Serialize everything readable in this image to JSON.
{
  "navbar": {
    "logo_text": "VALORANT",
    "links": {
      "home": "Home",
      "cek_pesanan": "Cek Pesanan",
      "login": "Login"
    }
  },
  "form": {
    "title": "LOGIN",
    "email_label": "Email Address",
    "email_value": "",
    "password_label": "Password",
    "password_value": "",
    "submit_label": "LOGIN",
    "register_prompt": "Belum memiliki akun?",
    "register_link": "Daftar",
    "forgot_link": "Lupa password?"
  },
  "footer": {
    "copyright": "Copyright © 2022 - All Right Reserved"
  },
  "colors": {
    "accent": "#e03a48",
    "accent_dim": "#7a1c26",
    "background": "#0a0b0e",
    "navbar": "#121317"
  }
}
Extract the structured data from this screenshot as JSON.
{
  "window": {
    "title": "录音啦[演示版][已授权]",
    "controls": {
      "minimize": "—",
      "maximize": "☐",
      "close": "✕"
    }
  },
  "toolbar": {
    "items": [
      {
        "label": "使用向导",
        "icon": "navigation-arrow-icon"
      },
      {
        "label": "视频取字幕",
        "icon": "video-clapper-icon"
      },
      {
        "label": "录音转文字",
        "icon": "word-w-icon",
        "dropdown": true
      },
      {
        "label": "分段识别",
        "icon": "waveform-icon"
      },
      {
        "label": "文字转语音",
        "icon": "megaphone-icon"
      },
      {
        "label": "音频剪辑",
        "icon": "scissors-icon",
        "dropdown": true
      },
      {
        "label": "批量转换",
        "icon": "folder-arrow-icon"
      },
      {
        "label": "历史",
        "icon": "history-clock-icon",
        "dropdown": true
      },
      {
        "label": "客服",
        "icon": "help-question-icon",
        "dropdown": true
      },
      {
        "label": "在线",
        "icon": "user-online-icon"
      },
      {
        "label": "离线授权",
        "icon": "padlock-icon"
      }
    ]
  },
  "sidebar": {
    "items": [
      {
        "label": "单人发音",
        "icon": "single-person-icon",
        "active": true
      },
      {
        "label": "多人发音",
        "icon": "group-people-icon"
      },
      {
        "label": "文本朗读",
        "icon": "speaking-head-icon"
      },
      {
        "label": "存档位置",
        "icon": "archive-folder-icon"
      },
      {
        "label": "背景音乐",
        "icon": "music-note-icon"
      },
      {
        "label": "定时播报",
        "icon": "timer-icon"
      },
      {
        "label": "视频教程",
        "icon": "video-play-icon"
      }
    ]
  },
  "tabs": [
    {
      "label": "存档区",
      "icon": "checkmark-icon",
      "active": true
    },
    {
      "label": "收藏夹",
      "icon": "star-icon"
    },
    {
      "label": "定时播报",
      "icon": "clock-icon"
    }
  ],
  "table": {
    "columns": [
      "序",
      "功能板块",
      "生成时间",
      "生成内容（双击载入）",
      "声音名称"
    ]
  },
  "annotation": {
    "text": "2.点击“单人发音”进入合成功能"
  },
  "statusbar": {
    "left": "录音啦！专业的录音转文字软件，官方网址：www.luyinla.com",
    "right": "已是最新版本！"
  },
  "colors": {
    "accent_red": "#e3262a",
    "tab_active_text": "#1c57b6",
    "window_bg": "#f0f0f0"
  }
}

Given task ▸
For each line of the listing that holds the word "arrow", show that line.

Response below ▸
        "icon": "navigation-arrow-icon"
        "icon": "folder-arrow-icon"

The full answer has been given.